Digne ressentiment à ma douleur bien doux !
Je reconnais mon sang à ce noble courroux ;
Ma jeunesse revit en cette ardeur si prompte.
Viens, mon fils, viens, mon sang, viens réparer ma honte ;
Viens me venger.

Don Rodrigue
De quoi ?

Don Diègue
D’un affront si cruel,
Qu’à l’honneur de tous deux il porte un coup mortel :

D’un soufflet. L’insolent en eût perdu la vie ;
Mais mon âge a trompé ma généreuse envie :
Et ce fer que mon bras ne peut plus soutenir,
Je le remets au tien pour venger et punir.
Va contre un arrogant éprouver ton courage :
Ce n’est que dans le sang qu’on lave un tel outrage ;
Meurs ou tue. Au surplus, pour ne te point flatter,
Je te donne à combattre un homme à redouter :
Je l’ai vu, tout couvert de sang et de poussière,
Porter partout l’effroi dans une armée entière.
J’ai vu par sa valeur cent escadrons rompus ;
Et pour t’en dire encor quelque chose de plus,
Plus que brave soldat, plus que grand capitaine,
C’est…

Don Rodrigue
De grâce, achevez.

DONNÉES FOURNIES:

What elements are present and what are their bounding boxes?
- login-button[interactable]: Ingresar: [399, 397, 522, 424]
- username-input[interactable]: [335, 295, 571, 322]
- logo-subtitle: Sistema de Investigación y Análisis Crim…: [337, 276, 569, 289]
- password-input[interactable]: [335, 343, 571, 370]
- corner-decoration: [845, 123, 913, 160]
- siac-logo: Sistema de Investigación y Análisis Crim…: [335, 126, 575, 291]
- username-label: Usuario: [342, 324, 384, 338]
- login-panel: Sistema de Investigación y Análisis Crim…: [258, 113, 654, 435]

TÂCHES:
1. Expliquez en une à trois phrases pourquoi, dans le texte fourni, Don Diègue remet son épée à son fils.
2. Reproduisez à l'identique le passage du texte fourni qui va de « Viens, mon fils, viens, mon » jusqu'à « venger et punir. » inclus.

RÉPONSES PAR TÂCHE:
1. Don Diègue confie son épée à Don Rodrigue parce que son âge a trompé sa « généreuse envie » : son bras ne peut plus soutenir ce fer. Il le remet donc à son fils pour qu'il venge et punisse l'affront reçu, un soufflet.

2.
Viens, mon fils, viens, mon sang, viens réparer ma honte ;
Viens me venger.

Don Rodrigue
De quoi ?

Don Diègue
D’un affront si cruel,
Qu’à l’honneur de tous deux il porte un coup mortel :

D’un soufflet. L’insolent en eût perdu la vie ;
Mais mon âge a trompé ma généreuse envie :
Et ce fer que mon bras ne peut plus soutenir,
Je le remets au tien pour venger et punir.